Problem description
Output the stretch of the listing from the line containing "Give me the" through the line containing "legend-item-photo-editing[interactable]: Poprawianie zdjęć" as a JSON list of strings, one string per line. Leave out any blank lines.

Given entries
------------------------

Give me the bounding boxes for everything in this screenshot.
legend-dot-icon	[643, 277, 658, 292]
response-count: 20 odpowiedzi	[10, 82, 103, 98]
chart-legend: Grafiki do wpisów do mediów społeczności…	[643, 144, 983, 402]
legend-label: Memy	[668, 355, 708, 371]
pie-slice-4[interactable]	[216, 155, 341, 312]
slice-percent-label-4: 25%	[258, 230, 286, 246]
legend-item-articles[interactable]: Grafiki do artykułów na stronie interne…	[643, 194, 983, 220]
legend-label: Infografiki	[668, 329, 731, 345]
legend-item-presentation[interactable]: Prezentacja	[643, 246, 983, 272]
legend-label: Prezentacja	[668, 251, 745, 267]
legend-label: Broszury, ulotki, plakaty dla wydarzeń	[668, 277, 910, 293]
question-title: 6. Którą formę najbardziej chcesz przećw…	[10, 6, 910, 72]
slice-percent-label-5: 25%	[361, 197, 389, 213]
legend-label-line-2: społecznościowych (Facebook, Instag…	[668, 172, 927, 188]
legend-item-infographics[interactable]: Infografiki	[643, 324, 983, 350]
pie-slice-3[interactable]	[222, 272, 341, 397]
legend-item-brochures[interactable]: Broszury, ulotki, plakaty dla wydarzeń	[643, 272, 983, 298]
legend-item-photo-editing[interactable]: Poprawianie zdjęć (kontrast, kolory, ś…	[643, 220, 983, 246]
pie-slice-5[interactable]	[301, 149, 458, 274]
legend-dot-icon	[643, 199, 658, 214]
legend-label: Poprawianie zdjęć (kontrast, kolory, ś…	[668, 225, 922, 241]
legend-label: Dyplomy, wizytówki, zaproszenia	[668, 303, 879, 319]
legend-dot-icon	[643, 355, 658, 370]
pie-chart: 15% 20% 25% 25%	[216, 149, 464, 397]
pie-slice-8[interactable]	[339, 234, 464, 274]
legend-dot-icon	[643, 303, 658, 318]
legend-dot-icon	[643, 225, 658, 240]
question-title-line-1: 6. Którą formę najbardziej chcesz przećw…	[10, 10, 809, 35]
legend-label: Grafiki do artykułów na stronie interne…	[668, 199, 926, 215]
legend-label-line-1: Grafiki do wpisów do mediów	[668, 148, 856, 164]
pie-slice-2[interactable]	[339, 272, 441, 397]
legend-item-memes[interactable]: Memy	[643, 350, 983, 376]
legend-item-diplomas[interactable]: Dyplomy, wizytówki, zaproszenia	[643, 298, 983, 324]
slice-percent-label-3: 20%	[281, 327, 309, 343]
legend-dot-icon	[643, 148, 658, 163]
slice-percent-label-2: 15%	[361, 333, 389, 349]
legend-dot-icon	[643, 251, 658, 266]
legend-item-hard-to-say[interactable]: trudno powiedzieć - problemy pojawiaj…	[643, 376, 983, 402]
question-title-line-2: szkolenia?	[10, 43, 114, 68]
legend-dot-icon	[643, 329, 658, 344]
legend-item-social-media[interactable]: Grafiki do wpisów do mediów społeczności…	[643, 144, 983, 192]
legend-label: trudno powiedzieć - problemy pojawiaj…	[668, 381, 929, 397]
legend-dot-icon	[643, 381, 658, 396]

------------------------

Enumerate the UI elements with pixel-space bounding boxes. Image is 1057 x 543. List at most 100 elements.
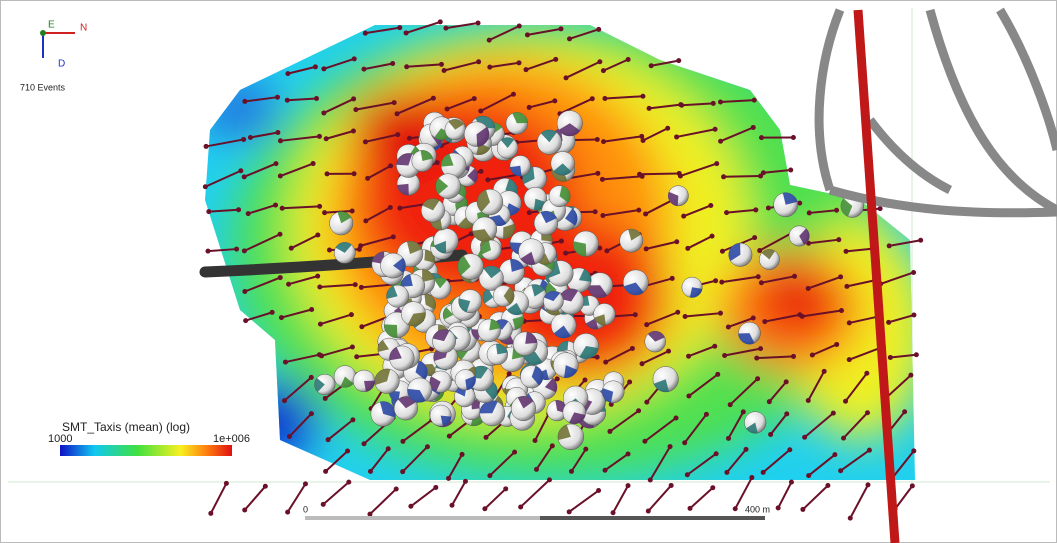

------------------------

Task solution
[
  "Give me the bounding boxes for everything in this screenshot.",
  "legend-dot-icon\t[643, 277, 658, 292]",
  "response-count: 20 odpowiedzi\t[10, 82, 103, 98]",
  "chart-legend: Grafiki do wpisów do mediów społeczności…\t[643, 144, 983, 402]",
  "legend-label: Memy\t[668, 355, 708, 371]",
  "pie-slice-4[interactable]\t[216, 155, 341, 312]",
  "slice-percent-label-4: 25%\t[258, 230, 286, 246]",
  "legend-item-articles[interactable]: Grafiki do artykułów na stronie interne…\t[643, 194, 983, 220]",
  "legend-label: Infografiki\t[668, 329, 731, 345]",
  "legend-item-presentation[interactable]: Prezentacja\t[643, 246, 983, 272]",
  "legend-label: Prezentacja\t[668, 251, 745, 267]",
  "legend-label: Broszury, ulotki, plakaty dla wydarzeń\t[668, 277, 910, 293]",
  "question-title: 6. Którą formę najbardziej chcesz przećw…\t[10, 6, 910, 72]",
  "slice-percent-label-5: 25%\t[361, 197, 389, 213]",
  "legend-label-line-2: społecznościowych (Facebook, Instag…\t[668, 172, 927, 188]",
  "legend-item-infographics[interactable]: Infografiki\t[643, 324, 983, 350]",
  "pie-slice-3[interactable]\t[222, 272, 341, 397]",
  "legend-item-brochures[interactable]: Broszury, ulotki, plakaty dla wydarzeń\t[643, 272, 983, 298]",
  "legend-item-photo-editing[interactable]: Poprawianie zdjęć (kontrast, kolory, ś…\t[643, 220, 983, 246]"
]